> Your goal
Print the data exactly, leaving nothing out.

** Start of Exercise materials **

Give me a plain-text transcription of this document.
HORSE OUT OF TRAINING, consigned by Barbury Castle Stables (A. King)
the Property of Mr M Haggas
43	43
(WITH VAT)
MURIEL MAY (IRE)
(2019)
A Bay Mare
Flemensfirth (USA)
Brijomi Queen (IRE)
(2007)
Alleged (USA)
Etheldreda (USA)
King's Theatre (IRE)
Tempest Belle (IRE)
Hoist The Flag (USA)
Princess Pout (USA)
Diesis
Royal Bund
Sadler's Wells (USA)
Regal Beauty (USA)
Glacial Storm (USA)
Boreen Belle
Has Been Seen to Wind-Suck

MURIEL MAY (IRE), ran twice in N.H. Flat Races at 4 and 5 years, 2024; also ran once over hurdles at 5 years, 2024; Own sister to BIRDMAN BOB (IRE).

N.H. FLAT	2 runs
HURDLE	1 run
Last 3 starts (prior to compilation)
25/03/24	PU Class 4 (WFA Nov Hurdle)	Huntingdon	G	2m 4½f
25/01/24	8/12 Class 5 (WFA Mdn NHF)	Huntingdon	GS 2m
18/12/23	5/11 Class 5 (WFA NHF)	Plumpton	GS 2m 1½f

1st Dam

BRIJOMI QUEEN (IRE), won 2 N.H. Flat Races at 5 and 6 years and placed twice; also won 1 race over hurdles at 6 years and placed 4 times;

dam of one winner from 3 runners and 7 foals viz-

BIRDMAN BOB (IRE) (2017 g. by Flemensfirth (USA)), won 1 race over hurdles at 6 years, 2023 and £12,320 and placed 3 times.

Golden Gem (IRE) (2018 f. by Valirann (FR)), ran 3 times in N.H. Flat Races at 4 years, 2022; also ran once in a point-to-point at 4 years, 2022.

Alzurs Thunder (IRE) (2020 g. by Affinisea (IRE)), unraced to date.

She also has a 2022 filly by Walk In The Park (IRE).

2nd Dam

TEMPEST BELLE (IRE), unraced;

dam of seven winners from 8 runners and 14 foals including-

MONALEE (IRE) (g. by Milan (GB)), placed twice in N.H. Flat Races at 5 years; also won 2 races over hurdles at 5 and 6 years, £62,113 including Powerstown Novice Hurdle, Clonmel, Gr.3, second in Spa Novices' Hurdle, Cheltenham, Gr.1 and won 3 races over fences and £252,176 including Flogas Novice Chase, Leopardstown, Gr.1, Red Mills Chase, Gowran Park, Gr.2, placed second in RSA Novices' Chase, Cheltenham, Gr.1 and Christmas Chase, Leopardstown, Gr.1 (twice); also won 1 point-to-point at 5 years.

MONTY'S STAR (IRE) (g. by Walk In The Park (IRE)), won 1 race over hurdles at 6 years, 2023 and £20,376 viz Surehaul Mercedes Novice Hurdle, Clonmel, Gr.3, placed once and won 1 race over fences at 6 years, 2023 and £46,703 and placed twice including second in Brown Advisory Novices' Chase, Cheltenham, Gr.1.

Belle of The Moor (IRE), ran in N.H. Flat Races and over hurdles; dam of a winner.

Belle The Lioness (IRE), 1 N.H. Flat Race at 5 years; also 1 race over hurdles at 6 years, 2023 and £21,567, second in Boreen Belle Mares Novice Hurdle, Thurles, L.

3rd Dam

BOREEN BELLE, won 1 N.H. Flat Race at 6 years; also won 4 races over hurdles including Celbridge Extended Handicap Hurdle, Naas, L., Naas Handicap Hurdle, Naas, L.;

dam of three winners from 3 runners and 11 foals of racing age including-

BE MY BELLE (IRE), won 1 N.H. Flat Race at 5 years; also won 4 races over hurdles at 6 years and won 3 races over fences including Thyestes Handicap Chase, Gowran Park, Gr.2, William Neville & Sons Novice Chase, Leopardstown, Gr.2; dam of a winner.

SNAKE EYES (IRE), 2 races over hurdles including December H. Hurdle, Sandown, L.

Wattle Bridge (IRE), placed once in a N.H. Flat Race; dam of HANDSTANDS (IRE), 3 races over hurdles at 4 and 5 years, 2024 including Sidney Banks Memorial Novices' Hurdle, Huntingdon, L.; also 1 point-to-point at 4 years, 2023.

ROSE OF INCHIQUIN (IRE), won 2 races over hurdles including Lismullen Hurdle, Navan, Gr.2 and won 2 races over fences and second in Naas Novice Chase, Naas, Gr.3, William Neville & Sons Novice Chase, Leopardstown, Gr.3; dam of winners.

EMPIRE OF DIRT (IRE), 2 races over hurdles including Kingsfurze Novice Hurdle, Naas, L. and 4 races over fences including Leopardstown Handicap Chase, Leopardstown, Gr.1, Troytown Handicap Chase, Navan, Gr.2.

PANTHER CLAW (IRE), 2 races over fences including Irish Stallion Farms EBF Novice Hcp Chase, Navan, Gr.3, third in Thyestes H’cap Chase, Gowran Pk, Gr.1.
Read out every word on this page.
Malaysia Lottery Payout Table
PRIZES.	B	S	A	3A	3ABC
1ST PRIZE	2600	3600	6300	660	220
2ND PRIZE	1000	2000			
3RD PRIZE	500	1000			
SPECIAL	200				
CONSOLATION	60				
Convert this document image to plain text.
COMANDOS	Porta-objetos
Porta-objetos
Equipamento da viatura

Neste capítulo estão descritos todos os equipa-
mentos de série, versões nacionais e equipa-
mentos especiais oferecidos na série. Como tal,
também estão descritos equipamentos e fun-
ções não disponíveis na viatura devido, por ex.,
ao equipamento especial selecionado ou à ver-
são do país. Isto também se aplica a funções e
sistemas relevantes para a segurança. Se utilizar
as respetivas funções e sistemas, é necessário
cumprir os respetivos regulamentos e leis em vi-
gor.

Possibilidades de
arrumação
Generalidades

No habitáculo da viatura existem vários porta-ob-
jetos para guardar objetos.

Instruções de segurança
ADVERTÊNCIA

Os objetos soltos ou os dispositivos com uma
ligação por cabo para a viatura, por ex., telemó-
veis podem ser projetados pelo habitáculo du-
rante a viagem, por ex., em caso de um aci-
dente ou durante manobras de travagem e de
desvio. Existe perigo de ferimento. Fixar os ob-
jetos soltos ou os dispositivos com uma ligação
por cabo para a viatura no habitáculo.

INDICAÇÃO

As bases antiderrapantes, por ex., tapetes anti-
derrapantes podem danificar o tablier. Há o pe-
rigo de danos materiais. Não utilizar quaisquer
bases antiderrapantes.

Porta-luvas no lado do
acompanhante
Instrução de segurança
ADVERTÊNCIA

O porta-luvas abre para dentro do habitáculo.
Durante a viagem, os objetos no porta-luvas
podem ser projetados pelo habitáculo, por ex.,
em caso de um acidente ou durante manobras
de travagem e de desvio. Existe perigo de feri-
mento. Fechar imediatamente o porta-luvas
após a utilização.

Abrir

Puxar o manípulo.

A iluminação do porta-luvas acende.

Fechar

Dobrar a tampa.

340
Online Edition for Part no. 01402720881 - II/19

** End of Exercise materials **

> Result of this exercise
Give me a plain-text transcription of this document.
HORSE OUT OF TRAINING, consigned by Barbury Castle Stables (A. King)
the Property of Mr M Haggas
43	43
(WITH VAT)
MURIEL MAY (IRE)
(2019)
A Bay Mare
Flemensfirth (USA)
Brijomi Queen (IRE)
(2007)
Alleged (USA)
Etheldreda (USA)
King's Theatre (IRE)
Tempest Belle (IRE)
Hoist The Flag (USA)
Princess Pout (USA)
Diesis
Royal Bund
Sadler's Wells (USA)
Regal Beauty (USA)
Glacial Storm (USA)
Boreen Belle
Has Been Seen to Wind-Suck

MURIEL MAY (IRE), ran twice in N.H. Flat Races at 4 and 5 years, 2024; also ran once over hurdles at 5 years, 2024; Own sister to BIRDMAN BOB (IRE).

N.H. FLAT	2 runs
HURDLE	1 run
Last 3 starts (prior to compilation)
25/03/24	PU Class 4 (WFA Nov Hurdle)	Huntingdon	G	2m 4½f
25/01/24	8/12 Class 5 (WFA Mdn NHF)	Huntingdon	GS 2m
18/12/23	5/11 Class 5 (WFA NHF)	Plumpton	GS 2m 1½f

1st Dam

BRIJOMI QUEEN (IRE), won 2 N.H. Flat Races at 5 and 6 years and placed twice; also won 1 race over hurdles at 6 years and placed 4 times;

dam of one winner from 3 runners and 7 foals viz-

BIRDMAN BOB (IRE) (2017 g. by Flemensfirth (USA)), won 1 race over hurdles at 6 years, 2023 and £12,320 and placed 3 times.

Golden Gem (IRE) (2018 f. by Valirann (FR)), ran 3 times in N.H. Flat Races at 4 years, 2022; also ran once in a point-to-point at 4 years, 2022.

Alzurs Thunder (IRE) (2020 g. by Affinisea (IRE)), unraced to date.

She also has a 2022 filly by Walk In The Park (IRE).

2nd Dam

TEMPEST BELLE (IRE), unraced;

dam of seven winners from 8 runners and 14 foals including-

MONALEE (IRE) (g. by Milan (GB)), placed twice in N.H. Flat Races at 5 years; also won 2 races over hurdles at 5 and 6 years, £62,113 including Powerstown Novice Hurdle, Clonmel, Gr.3, second in Spa Novices' Hurdle, Cheltenham, Gr.1 and won 3 races over fences and £252,176 including Flogas Novice Chase, Leopardstown, Gr.1, Red Mills Chase, Gowran Park, Gr.2, placed second in RSA Novices' Chase, Cheltenham, Gr.1 and Christmas Chase, Leopardstown, Gr.1 (twice); also won 1 point-to-point at 5 years.

MONTY'S STAR (IRE) (g. by Walk In The Park (IRE)), won 1 race over hurdles at 6 years, 2023 and £20,376 viz Surehaul Mercedes Novice Hurdle, Clonmel, Gr.3, placed once and won 1 race over fences at 6 years, 2023 and £46,703 and placed twice including second in Brown Advisory Novices' Chase, Cheltenham, Gr.1.

Belle of The Moor (IRE), ran in N.H. Flat Races and over hurdles; dam of a winner.

Belle The Lioness (IRE), 1 N.H. Flat Race at 5 years; also 1 race over hurdles at 6 years, 2023 and £21,567, second in Boreen Belle Mares Novice Hurdle, Thurles, L.

3rd Dam

BOREEN BELLE, won 1 N.H. Flat Race at 6 years; also won 4 races over hurdles including Celbridge Extended Handicap Hurdle, Naas, L., Naas Handicap Hurdle, Naas, L.;

dam of three winners from 3 runners and 11 foals of racing age including-

BE MY BELLE (IRE), won 1 N.H. Flat Race at 5 years; also won 4 races over hurdles at 6 years and won 3 races over fences including Thyestes Handicap Chase, Gowran Park, Gr.2, William Neville & Sons Novice Chase, Leopardstown, Gr.2; dam of a winner.

SNAKE EYES (IRE), 2 races over hurdles including December H. Hurdle, Sandown, L.

Wattle Bridge (IRE), placed once in a N.H. Flat Race; dam of HANDSTANDS (IRE), 3 races over hurdles at 4 and 5 years, 2024 including Sidney Banks Memorial Novices' Hurdle, Huntingdon, L.; also 1 point-to-point at 4 years, 2023.

ROSE OF INCHIQUIN (IRE), won 2 races over hurdles including Lismullen Hurdle, Navan, Gr.2 and won 2 races over fences and second in Naas Novice Chase, Naas, Gr.3, William Neville & Sons Novice Chase, Leopardstown, Gr.3; dam of winners.

EMPIRE OF DIRT (IRE), 2 races over hurdles including Kingsfurze Novice Hurdle, Naas, L. and 4 races over fences including Leopardstown Handicap Chase, Leopardstown, Gr.1, Troytown Handicap Chase, Navan, Gr.2.

PANTHER CLAW (IRE), 2 races over fences including Irish Stallion Farms EBF Novice Hcp Chase, Navan, Gr.3, third in Thyestes H’cap Chase, Gowran Pk, Gr.1.
Read out every word on this page.
Malaysia Lottery Payout Table
PRIZES.	B	S	A	3A	3ABC
1ST PRIZE	2600	3600	6300	660	220
2ND PRIZE	1000	2000			
3RD PRIZE	500	1000			
SPECIAL	200				
CONSOLATION	60				
Convert this document image to plain text.
COMANDOS	Porta-objetos
Porta-objetos
Equipamento da viatura

Neste capítulo estão descritos todos os equipa-
mentos de série, versões nacionais e equipa-
mentos especiais oferecidos na série. Como tal,
também estão descritos equipamentos e fun-
ções não disponíveis na viatura devido, por ex.,
ao equipamento especial selecionado ou à ver-
são do país. Isto também se aplica a funções e
sistemas relevantes para a segurança. Se utilizar
as respetivas funções e sistemas, é necessário
cumprir os respetivos regulamentos e leis em vi-
gor.

Possibilidades de
arrumação
Generalidades

No habitáculo da viatura existem vários porta-ob-
jetos para guardar objetos.

Instruções de segurança
ADVERTÊNCIA

Os objetos soltos ou os dispositivos com uma
ligação por cabo para a viatura, por ex., telemó-
veis podem ser projetados pelo habitáculo du-
rante a viagem, por ex., em caso de um aci-
dente ou durante manobras de travagem e de
desvio. Existe perigo de ferimento. Fixar os ob-
jetos soltos ou os dispositivos com uma ligação
por cabo para a viatura no habitáculo.

INDICAÇÃO

As bases antiderrapantes, por ex., tapetes anti-
derrapantes podem danificar o tablier. Há o pe-
rigo de danos materiais. Não utilizar quaisquer
bases antiderrapantes.

Porta-luvas no lado do
acompanhante
Instrução de segurança
ADVERTÊNCIA

O porta-luvas abre para dentro do habitáculo.
Durante a viagem, os objetos no porta-luvas
podem ser projetados pelo habitáculo, por ex.,
em caso de um acidente ou durante manobras
de travagem e de desvio. Existe perigo de feri-
mento. Fechar imediatamente o porta-luvas
após a utilização.

Abrir

Puxar o manípulo.

A iluminação do porta-luvas acende.

Fechar

Dobrar a tampa.

340
Online Edition for Part no. 01402720881 - II/19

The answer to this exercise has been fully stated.